■ Supplied material
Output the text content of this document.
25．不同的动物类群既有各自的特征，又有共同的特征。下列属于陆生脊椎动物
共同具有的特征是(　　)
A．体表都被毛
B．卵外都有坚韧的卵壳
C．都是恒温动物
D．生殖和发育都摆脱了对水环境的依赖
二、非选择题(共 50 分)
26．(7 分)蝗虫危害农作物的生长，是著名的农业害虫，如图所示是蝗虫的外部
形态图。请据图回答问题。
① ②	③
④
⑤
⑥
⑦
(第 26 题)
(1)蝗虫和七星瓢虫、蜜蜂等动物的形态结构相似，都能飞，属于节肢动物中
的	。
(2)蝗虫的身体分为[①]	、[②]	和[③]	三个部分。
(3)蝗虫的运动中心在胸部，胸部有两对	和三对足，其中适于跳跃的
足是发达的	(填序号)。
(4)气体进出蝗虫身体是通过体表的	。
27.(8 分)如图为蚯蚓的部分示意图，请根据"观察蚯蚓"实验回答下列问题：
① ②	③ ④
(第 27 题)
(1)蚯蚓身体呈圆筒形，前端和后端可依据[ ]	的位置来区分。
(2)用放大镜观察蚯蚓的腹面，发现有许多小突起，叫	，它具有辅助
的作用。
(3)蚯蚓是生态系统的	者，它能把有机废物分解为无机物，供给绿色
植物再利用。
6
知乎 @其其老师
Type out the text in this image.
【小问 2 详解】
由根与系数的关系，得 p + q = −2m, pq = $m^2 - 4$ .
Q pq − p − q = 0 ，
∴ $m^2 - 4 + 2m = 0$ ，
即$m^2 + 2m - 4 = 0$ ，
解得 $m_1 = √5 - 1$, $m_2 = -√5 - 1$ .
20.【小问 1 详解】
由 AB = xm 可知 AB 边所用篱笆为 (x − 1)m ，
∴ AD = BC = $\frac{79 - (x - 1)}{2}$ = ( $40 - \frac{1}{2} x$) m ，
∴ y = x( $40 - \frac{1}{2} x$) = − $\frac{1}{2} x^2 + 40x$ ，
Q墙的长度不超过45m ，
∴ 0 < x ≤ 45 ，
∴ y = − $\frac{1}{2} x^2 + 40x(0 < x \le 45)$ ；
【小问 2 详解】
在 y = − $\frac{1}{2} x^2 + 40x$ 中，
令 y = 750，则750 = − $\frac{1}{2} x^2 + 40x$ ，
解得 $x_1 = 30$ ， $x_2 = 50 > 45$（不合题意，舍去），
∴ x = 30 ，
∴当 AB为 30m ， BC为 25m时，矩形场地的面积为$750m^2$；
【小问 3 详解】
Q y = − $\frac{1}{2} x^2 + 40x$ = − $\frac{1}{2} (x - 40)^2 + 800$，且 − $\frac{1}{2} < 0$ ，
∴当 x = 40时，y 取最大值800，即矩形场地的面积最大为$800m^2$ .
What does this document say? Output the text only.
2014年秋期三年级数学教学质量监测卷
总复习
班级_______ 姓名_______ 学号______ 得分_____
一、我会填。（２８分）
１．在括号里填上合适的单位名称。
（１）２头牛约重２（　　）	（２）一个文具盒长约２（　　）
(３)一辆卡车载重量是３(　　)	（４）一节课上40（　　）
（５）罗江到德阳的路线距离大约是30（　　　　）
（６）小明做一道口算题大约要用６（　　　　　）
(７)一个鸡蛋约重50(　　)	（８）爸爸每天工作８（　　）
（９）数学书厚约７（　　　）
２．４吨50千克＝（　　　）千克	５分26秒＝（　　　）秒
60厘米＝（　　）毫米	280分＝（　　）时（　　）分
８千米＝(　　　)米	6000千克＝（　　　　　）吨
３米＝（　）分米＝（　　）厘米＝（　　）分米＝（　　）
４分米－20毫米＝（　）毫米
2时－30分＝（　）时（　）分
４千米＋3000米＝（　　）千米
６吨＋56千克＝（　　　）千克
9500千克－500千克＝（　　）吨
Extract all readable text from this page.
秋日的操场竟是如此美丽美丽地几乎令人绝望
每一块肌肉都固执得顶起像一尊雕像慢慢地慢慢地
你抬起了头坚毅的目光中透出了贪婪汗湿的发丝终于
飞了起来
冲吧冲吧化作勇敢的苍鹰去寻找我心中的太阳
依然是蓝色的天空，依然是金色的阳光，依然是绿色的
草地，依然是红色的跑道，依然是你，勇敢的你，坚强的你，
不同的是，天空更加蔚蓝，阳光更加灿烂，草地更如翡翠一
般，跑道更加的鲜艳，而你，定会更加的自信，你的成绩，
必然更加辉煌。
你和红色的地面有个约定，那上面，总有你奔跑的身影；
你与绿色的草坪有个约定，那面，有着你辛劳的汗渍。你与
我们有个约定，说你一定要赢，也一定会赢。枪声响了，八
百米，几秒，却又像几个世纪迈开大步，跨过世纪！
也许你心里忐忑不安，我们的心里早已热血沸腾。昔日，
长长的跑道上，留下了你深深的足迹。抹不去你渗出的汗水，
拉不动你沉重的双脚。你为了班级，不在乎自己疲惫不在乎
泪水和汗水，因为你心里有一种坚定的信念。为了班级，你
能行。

■ Exercise directions
Return all of the entries word for word.

■ Solution for this task
Output the text content of this document.
25．不同的动物类群既有各自的特征，又有共同的特征。下列属于陆生脊椎动物
共同具有的特征是(　　)
A．体表都被毛
B．卵外都有坚韧的卵壳
C．都是恒温动物
D．生殖和发育都摆脱了对水环境的依赖
二、非选择题(共 50 分)
26．(7 分)蝗虫危害农作物的生长，是著名的农业害虫，如图所示是蝗虫的外部
形态图。请据图回答问题。
① ②	③
④
⑤
⑥
⑦
(第 26 题)
(1)蝗虫和七星瓢虫、蜜蜂等动物的形态结构相似，都能飞，属于节肢动物中
的	。
(2)蝗虫的身体分为[①]	、[②]	和[③]	三个部分。
(3)蝗虫的运动中心在胸部，胸部有两对	和三对足，其中适于跳跃的
足是发达的	(填序号)。
(4)气体进出蝗虫身体是通过体表的	。
27.(8 分)如图为蚯蚓的部分示意图，请根据"观察蚯蚓"实验回答下列问题：
① ②	③ ④
(第 27 题)
(1)蚯蚓身体呈圆筒形，前端和后端可依据[ ]	的位置来区分。
(2)用放大镜观察蚯蚓的腹面，发现有许多小突起，叫	，它具有辅助
的作用。
(3)蚯蚓是生态系统的	者，它能把有机废物分解为无机物，供给绿色
植物再利用。
6
知乎 @其其老师
Type out the text in this image.
【小问 2 详解】
由根与系数的关系，得 p + q = −2m, pq = $m^2 - 4$ .
Q pq − p − q = 0 ，
∴ $m^2 - 4 + 2m = 0$ ，
即$m^2 + 2m - 4 = 0$ ，
解得 $m_1 = √5 - 1$, $m_2 = -√5 - 1$ .
20.【小问 1 详解】
由 AB = xm 可知 AB 边所用篱笆为 (x − 1)m ，
∴ AD = BC = $\frac{79 - (x - 1)}{2}$ = ( $40 - \frac{1}{2} x$) m ，
∴ y = x( $40 - \frac{1}{2} x$) = − $\frac{1}{2} x^2 + 40x$ ，
Q墙的长度不超过45m ，
∴ 0 < x ≤ 45 ，
∴ y = − $\frac{1}{2} x^2 + 40x(0 < x \le 45)$ ；
【小问 2 详解】
在 y = − $\frac{1}{2} x^2 + 40x$ 中，
令 y = 750，则750 = − $\frac{1}{2} x^2 + 40x$ ，
解得 $x_1 = 30$ ， $x_2 = 50 > 45$（不合题意，舍去），
∴ x = 30 ，
∴当 AB为 30m ， BC为 25m时，矩形场地的面积为$750m^2$；
【小问 3 详解】
Q y = − $\frac{1}{2} x^2 + 40x$ = − $\frac{1}{2} (x - 40)^2 + 800$，且 − $\frac{1}{2} < 0$ ，
∴当 x = 40时，y 取最大值800，即矩形场地的面积最大为$800m^2$ .
What does this document say? Output the text only.
2014年秋期三年级数学教学质量监测卷
总复习
班级_______ 姓名_______ 学号______ 得分_____
一、我会填。（２８分）
１．在括号里填上合适的单位名称。
（１）２头牛约重２（　　）	（２）一个文具盒长约２（　　）
(３)一辆卡车载重量是３(　　)	（４）一节课上40（　　）
（５）罗江到德阳的路线距离大约是30（　　　　）
（６）小明做一道口算题大约要用６（　　　　　）
(７)一个鸡蛋约重50(　　)	（８）爸爸每天工作８（　　）
（９）数学书厚约７（　　　）
２．４吨50千克＝（　　　）千克	５分26秒＝（　　　）秒
60厘米＝（　　）毫米	280分＝（　　）时（　　）分
８千米＝(　　　)米	6000千克＝（　　　　　）吨
３米＝（　）分米＝（　　）厘米＝（　　）分米＝（　　）
４分米－20毫米＝（　）毫米
2时－30分＝（　）时（　）分
４千米＋3000米＝（　　）千米
６吨＋56千克＝（　　　）千克
9500千克－500千克＝（　　）吨
Extract all readable text from this page.
秋日的操场竟是如此美丽美丽地几乎令人绝望
每一块肌肉都固执得顶起像一尊雕像慢慢地慢慢地
你抬起了头坚毅的目光中透出了贪婪汗湿的发丝终于
飞了起来
冲吧冲吧化作勇敢的苍鹰去寻找我心中的太阳
依然是蓝色的天空，依然是金色的阳光，依然是绿色的
草地，依然是红色的跑道，依然是你，勇敢的你，坚强的你，
不同的是，天空更加蔚蓝，阳光更加灿烂，草地更如翡翠一
般，跑道更加的鲜艳，而你，定会更加的自信，你的成绩，
必然更加辉煌。
你和红色的地面有个约定，那上面，总有你奔跑的身影；
你与绿色的草坪有个约定，那面，有着你辛劳的汗渍。你与
我们有个约定，说你一定要赢，也一定会赢。枪声响了，八
百米，几秒，却又像几个世纪迈开大步，跨过世纪！
也许你心里忐忑不安，我们的心里早已热血沸腾。昔日，
长长的跑道上，留下了你深深的足迹。抹不去你渗出的汗水，
拉不动你沉重的双脚。你为了班级，不在乎自己疲惫不在乎
泪水和汗水，因为你心里有一种坚定的信念。为了班级，你
能行。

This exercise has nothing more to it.